### PROVIDED DATA
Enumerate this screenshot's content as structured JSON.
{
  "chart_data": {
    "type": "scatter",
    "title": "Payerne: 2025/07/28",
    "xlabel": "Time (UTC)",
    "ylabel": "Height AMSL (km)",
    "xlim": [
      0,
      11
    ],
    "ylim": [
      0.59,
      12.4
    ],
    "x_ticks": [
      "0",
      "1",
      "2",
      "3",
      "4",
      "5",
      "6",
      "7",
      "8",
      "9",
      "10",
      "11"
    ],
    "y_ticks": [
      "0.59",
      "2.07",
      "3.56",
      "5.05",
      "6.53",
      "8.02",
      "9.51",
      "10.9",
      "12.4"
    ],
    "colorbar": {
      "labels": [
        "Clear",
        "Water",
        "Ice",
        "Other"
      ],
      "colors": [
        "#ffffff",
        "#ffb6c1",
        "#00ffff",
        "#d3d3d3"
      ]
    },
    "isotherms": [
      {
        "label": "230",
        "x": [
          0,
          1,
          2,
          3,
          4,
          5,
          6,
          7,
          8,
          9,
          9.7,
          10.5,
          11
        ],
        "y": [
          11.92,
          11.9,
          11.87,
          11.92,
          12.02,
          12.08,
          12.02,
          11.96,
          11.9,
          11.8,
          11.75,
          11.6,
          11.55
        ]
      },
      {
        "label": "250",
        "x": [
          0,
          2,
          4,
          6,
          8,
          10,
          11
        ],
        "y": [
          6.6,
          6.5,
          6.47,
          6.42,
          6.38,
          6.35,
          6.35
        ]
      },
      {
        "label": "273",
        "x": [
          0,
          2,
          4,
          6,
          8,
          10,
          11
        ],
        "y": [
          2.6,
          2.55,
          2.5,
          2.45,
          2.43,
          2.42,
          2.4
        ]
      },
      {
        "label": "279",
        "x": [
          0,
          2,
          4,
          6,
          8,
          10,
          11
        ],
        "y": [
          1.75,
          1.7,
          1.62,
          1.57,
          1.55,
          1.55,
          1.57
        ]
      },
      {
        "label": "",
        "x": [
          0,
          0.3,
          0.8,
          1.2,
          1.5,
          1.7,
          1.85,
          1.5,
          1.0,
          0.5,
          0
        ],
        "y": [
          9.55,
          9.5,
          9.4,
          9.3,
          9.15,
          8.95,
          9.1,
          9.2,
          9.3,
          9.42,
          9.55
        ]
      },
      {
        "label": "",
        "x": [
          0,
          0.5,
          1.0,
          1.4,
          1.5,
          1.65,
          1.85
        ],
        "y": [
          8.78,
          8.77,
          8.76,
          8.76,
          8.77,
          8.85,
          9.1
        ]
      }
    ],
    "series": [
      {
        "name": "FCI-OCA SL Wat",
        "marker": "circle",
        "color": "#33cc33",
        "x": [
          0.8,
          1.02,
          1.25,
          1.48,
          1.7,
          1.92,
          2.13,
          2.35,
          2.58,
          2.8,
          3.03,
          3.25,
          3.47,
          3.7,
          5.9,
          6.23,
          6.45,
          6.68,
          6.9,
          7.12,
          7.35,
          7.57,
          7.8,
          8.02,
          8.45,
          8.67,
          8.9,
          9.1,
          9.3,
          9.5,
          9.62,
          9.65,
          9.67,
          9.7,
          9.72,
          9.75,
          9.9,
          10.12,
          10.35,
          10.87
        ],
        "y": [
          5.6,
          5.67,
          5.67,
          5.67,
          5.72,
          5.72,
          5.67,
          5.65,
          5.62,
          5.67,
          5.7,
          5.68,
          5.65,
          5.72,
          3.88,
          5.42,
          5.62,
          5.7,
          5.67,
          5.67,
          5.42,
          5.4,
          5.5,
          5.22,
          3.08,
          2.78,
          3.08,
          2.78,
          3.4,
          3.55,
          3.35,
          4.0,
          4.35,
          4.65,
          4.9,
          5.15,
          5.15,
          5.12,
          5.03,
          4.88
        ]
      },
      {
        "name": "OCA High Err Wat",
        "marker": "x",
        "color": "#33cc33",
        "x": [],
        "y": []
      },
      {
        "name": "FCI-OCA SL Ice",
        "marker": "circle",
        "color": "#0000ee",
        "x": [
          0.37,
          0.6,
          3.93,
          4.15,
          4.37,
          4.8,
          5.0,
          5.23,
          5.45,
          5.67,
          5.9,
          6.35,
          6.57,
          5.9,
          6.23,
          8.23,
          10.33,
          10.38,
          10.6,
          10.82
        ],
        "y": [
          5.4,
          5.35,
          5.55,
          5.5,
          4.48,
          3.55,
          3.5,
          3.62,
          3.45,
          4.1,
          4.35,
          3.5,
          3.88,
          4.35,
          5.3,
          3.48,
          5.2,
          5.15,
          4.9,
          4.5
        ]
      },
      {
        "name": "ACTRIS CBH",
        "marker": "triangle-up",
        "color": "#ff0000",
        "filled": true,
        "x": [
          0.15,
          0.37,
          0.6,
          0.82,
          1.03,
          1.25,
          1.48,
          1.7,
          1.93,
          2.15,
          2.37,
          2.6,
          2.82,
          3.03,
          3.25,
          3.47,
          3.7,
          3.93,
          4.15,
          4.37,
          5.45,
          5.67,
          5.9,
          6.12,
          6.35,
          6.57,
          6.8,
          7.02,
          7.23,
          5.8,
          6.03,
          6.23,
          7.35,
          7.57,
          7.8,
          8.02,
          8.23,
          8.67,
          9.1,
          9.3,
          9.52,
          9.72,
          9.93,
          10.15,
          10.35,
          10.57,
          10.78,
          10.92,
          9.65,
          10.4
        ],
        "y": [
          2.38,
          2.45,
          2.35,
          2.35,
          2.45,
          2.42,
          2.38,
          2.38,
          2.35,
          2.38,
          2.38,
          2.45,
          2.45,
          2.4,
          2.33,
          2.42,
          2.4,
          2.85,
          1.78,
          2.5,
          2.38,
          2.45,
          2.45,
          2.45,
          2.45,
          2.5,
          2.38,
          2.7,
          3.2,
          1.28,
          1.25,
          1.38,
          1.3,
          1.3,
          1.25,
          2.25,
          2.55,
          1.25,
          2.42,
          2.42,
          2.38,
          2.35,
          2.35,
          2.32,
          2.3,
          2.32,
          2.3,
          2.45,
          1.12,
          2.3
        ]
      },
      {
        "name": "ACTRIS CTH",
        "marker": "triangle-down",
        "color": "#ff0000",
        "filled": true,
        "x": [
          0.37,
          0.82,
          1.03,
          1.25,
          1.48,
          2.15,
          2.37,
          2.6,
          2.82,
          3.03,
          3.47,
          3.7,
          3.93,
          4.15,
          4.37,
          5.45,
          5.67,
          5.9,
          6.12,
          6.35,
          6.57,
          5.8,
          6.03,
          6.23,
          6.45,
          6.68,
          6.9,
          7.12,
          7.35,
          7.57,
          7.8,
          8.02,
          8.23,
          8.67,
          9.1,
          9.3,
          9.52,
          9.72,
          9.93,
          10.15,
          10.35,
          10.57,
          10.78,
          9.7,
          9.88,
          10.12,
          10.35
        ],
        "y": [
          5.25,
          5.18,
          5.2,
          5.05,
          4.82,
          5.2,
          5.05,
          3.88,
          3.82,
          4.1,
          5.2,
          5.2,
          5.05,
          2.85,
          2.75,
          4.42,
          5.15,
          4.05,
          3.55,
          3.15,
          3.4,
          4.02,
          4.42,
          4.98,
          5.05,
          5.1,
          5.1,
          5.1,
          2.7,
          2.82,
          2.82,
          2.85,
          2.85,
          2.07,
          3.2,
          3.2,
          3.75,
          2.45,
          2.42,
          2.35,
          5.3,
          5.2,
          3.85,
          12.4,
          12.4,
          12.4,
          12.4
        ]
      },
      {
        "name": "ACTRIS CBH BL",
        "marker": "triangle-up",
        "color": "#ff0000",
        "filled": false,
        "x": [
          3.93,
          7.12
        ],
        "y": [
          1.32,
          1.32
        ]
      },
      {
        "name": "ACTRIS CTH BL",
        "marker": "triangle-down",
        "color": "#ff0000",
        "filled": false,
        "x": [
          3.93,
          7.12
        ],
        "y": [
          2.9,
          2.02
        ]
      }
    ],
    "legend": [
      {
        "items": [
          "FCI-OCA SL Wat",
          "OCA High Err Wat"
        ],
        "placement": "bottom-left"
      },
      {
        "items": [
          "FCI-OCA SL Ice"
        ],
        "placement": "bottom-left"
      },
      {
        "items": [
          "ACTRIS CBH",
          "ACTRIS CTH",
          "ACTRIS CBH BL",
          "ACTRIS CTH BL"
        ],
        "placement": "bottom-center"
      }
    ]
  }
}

### DIRECTIONS
Locate each line with the word "name" and copy it.

### WRITTEN REPLY
        "name": "FCI-OCA SL Wat",
        "name": "OCA High Err Wat",
        "name": "FCI-OCA SL Ice",
        "name": "ACTRIS CBH",
        "name": "ACTRIS CTH",
        "name": "ACTRIS CBH BL",
        "name": "ACTRIS CTH BL",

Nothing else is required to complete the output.